> What you will do
Type every record exactly as it appears.

## START Material to process

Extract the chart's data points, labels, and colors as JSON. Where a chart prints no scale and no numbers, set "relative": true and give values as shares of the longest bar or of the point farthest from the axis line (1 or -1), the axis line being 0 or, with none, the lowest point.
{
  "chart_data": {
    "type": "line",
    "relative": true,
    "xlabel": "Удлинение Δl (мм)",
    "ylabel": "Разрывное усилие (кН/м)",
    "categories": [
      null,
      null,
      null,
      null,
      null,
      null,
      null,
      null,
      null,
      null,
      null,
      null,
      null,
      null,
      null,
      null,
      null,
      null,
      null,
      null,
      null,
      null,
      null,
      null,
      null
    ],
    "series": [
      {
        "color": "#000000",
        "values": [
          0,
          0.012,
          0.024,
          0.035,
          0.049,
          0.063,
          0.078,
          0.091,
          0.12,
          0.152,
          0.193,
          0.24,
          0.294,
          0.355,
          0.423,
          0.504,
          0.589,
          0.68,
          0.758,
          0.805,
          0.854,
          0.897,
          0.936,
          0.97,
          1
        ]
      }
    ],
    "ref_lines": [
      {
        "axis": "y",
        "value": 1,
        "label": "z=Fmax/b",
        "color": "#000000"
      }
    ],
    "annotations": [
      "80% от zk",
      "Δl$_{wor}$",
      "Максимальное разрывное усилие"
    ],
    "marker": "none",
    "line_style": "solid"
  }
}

## END Material to process

> The response
Extract the chart's data points, labels, and colors as JSON. Where a chart prints no scale and no numbers, set "relative": true and give values as shares of the longest bar or of the point farthest from the axis line (1 or -1), the axis line being 0 or, with none, the lowest point.
{
  "chart_data": {
    "type": "line",
    "relative": true,
    "xlabel": "Удлинение Δl (мм)",
    "ylabel": "Разрывное усилие (кН/м)",
    "categories": [
      null,
      null,
      null,
      null,
      null,
      null,
      null,
      null,
      null,
      null,
      null,
      null,
      null,
      null,
      null,
      null,
      null,
      null,
      null,
      null,
      null,
      null,
      null,
      null,
      null
    ],
    "series": [
      {
        "color": "#000000",
        "values": [
          0,
          0.012,
          0.024,
          0.035,
          0.049,
          0.063,
          0.078,
          0.091,
          0.12,
          0.152,
          0.193,
          0.24,
          0.294,
          0.355,
          0.423,
          0.504,
          0.589,
          0.68,
          0.758,
          0.805,
          0.854,
          0.897,
          0.936,
          0.97,
          1
        ]
      }
    ],
    "ref_lines": [
      {
        "axis": "y",
        "value": 1,
        "label": "z=Fmax/b",
        "color": "#000000"
      }
    ],
    "annotations": [
      "80% от zk",
      "Δl$_{wor}$",
      "Максимальное разрывное усилие"
    ],
    "marker": "none",
    "line_style": "solid"
  }
}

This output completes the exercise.